— BEGIN RAW RECORDS —

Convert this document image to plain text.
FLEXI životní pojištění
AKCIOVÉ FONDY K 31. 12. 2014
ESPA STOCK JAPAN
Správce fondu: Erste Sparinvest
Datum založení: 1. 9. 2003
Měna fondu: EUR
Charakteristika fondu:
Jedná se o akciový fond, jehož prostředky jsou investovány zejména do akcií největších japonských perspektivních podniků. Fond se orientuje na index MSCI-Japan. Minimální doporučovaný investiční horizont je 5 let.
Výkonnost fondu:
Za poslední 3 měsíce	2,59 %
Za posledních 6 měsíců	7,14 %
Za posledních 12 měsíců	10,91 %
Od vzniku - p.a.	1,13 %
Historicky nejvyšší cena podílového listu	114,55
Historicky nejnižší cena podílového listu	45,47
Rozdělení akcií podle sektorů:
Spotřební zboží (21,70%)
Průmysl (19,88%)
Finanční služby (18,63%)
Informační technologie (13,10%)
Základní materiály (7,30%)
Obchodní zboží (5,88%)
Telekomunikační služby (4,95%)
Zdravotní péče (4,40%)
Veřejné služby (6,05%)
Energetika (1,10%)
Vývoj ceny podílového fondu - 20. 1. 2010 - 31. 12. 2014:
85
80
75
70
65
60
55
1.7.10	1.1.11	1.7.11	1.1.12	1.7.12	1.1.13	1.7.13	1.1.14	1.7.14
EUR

— END RAW RECORDS —

PROMPT
All of the data must be returned exactly.

TASK OUTPUT
Convert this document image to plain text.
FLEXI životní pojištění
AKCIOVÉ FONDY K 31. 12. 2014
ESPA STOCK JAPAN
Správce fondu: Erste Sparinvest
Datum založení: 1. 9. 2003
Měna fondu: EUR
Charakteristika fondu:
Jedná se o akciový fond, jehož prostředky jsou investovány zejména do akcií největších japonských perspektivních podniků. Fond se orientuje na index MSCI-Japan. Minimální doporučovaný investiční horizont je 5 let.
Výkonnost fondu:
Za poslední 3 měsíce	2,59 %
Za posledních 6 měsíců	7,14 %
Za posledních 12 měsíců	10,91 %
Od vzniku - p.a.	1,13 %
Historicky nejvyšší cena podílového listu	114,55
Historicky nejnižší cena podílového listu	45,47
Rozdělení akcií podle sektorů:
Spotřební zboží (21,70%)
Průmysl (19,88%)
Finanční služby (18,63%)
Informační technologie (13,10%)
Základní materiály (7,30%)
Obchodní zboží (5,88%)
Telekomunikační služby (4,95%)
Zdravotní péče (4,40%)
Veřejné služby (6,05%)
Energetika (1,10%)
Vývoj ceny podílového fondu - 20. 1. 2010 - 31. 12. 2014:
85
80
75
70
65
60
55
1.7.10	1.1.11	1.7.11	1.1.12	1.7.12	1.1.13	1.7.13	1.1.14	1.7.14
EUR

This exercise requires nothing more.